Given instruction:
Gather each line in the entries that includes the string "records".

(Entries taken from a collection)
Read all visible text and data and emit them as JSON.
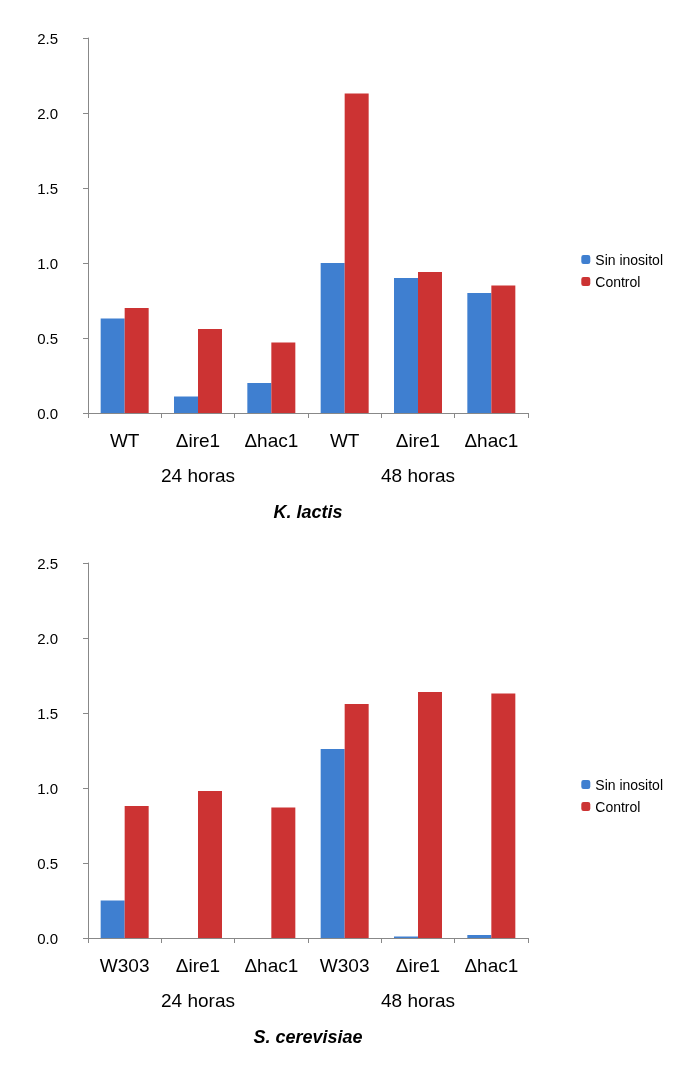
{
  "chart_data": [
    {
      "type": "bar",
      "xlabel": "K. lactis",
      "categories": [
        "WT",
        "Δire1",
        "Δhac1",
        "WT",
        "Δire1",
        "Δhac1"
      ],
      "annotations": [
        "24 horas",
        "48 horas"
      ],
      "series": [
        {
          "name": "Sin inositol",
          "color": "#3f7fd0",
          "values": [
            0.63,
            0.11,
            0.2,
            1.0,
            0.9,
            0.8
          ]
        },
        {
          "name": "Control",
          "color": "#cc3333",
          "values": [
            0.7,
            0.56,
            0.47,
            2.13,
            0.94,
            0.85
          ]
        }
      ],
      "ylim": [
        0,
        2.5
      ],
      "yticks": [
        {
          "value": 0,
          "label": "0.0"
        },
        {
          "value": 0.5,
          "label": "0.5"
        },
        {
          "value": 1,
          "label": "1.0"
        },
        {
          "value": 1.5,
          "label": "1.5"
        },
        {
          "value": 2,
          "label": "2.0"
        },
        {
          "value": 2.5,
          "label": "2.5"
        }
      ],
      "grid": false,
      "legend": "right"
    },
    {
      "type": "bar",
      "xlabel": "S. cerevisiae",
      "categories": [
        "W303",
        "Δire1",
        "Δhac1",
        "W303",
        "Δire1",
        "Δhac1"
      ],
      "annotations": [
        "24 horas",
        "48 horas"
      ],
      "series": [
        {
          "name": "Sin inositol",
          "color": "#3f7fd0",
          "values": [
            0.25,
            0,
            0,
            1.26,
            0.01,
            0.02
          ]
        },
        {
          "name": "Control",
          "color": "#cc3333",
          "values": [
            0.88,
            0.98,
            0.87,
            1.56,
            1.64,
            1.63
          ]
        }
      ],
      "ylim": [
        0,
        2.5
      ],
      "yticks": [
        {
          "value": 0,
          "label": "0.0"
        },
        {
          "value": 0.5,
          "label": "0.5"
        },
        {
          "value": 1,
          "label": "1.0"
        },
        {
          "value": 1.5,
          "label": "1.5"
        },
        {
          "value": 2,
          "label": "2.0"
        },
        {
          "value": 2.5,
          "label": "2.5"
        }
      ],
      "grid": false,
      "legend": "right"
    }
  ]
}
--
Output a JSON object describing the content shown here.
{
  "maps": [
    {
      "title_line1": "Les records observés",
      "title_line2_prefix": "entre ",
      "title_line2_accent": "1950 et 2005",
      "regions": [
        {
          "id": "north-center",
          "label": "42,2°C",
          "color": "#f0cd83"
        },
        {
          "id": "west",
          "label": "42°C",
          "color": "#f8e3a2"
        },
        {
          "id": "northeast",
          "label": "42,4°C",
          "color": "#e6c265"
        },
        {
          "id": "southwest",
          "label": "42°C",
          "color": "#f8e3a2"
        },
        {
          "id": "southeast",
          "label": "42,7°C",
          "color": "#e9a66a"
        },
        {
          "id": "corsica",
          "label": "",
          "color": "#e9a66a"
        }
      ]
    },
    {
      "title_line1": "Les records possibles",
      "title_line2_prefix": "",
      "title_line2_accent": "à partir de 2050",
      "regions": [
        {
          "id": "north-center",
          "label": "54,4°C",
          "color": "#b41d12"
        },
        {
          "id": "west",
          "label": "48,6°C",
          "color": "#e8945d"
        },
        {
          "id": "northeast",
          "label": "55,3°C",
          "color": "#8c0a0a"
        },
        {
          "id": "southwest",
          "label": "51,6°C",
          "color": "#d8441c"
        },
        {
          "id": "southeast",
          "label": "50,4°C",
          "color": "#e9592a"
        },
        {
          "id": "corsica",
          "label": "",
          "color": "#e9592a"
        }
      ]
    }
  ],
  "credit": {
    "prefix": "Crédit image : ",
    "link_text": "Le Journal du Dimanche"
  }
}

Exercise output:
      "title_line1": "Les records observés",
      "title_line1": "Les records possibles",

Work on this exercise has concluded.